Your instructions:
Transcribe each record exactly. Include every one.

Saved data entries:
..............................
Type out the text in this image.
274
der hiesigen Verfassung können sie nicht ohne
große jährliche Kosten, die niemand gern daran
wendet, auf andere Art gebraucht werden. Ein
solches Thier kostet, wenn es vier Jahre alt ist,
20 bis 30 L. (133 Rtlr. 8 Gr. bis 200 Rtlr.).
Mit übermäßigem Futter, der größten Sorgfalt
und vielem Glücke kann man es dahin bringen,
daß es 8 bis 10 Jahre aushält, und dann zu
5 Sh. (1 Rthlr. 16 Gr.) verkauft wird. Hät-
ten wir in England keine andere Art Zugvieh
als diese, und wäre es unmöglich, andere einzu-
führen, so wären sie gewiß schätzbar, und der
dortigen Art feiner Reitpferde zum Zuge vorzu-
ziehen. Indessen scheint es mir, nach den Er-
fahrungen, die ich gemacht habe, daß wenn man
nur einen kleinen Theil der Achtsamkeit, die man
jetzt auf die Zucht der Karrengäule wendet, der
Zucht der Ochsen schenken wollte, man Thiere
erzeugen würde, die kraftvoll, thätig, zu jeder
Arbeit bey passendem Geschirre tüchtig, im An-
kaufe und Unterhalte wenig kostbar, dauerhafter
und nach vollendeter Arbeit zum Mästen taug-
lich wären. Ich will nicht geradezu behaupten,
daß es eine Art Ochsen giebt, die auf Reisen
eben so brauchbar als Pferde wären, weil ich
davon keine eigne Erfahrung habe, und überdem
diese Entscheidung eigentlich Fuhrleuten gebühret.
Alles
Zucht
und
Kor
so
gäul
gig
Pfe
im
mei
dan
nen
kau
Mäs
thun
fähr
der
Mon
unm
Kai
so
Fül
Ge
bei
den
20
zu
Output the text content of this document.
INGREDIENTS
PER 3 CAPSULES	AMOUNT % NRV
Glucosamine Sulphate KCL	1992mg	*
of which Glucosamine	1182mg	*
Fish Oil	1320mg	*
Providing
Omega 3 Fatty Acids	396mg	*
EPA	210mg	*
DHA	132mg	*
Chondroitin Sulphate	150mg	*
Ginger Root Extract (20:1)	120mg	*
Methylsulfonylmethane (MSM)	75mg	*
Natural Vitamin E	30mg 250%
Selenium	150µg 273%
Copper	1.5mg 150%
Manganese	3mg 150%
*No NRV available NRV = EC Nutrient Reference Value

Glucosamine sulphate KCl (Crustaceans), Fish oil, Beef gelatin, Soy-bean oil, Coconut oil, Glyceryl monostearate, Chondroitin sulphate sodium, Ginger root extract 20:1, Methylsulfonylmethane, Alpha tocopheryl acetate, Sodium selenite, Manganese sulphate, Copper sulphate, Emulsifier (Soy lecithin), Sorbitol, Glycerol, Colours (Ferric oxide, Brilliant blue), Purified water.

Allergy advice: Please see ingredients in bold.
..............................
Solution to this problem:
Type out the text in this image.
274
der hiesigen Verfassung können sie nicht ohne
große jährliche Kosten, die niemand gern daran
wendet, auf andere Art gebraucht werden. Ein
solches Thier kostet, wenn es vier Jahre alt ist,
20 bis 30 L. (133 Rtlr. 8 Gr. bis 200 Rtlr.).
Mit übermäßigem Futter, der größten Sorgfalt
und vielem Glücke kann man es dahin bringen,
daß es 8 bis 10 Jahre aushält, und dann zu
5 Sh. (1 Rthlr. 16 Gr.) verkauft wird. Hät-
ten wir in England keine andere Art Zugvieh
als diese, und wäre es unmöglich, andere einzu-
führen, so wären sie gewiß schätzbar, und der
dortigen Art feiner Reitpferde zum Zuge vorzu-
ziehen. Indessen scheint es mir, nach den Er-
fahrungen, die ich gemacht habe, daß wenn man
nur einen kleinen Theil der Achtsamkeit, die man
jetzt auf die Zucht der Karrengäule wendet, der
Zucht der Ochsen schenken wollte, man Thiere
erzeugen würde, die kraftvoll, thätig, zu jeder
Arbeit bey passendem Geschirre tüchtig, im An-
kaufe und Unterhalte wenig kostbar, dauerhafter
und nach vollendeter Arbeit zum Mästen taug-
lich wären. Ich will nicht geradezu behaupten,
daß es eine Art Ochsen giebt, die auf Reisen
eben so brauchbar als Pferde wären, weil ich
davon keine eigne Erfahrung habe, und überdem
diese Entscheidung eigentlich Fuhrleuten gebühret.
Alles
Zucht
und
Kor
so
gäul
gig
Pfe
im
mei
dan
nen
kau
Mäs
thun
fähr
der
Mon
unm
Kai
so
Fül
Ge
bei
den
20
zu
Output the text content of this document.
INGREDIENTS
PER 3 CAPSULES	AMOUNT % NRV
Glucosamine Sulphate KCL	1992mg	*
of which Glucosamine	1182mg	*
Fish Oil	1320mg	*
Providing
Omega 3 Fatty Acids	396mg	*
EPA	210mg	*
DHA	132mg	*
Chondroitin Sulphate	150mg	*
Ginger Root Extract (20:1)	120mg	*
Methylsulfonylmethane (MSM)	75mg	*
Natural Vitamin E	30mg 250%
Selenium	150µg 273%
Copper	1.5mg 150%
Manganese	3mg 150%
*No NRV available NRV = EC Nutrient Reference Value

Glucosamine sulphate KCl (Crustaceans), Fish oil, Beef gelatin, Soy-bean oil, Coconut oil, Glyceryl monostearate, Chondroitin sulphate sodium, Ginger root extract 20:1, Methylsulfonylmethane, Alpha tocopheryl acetate, Sodium selenite, Manganese sulphate, Copper sulphate, Emulsifier (Soy lecithin), Sorbitol, Glycerol, Colours (Ferric oxide, Brilliant blue), Purified water.

Allergy advice: Please see ingredients in bold.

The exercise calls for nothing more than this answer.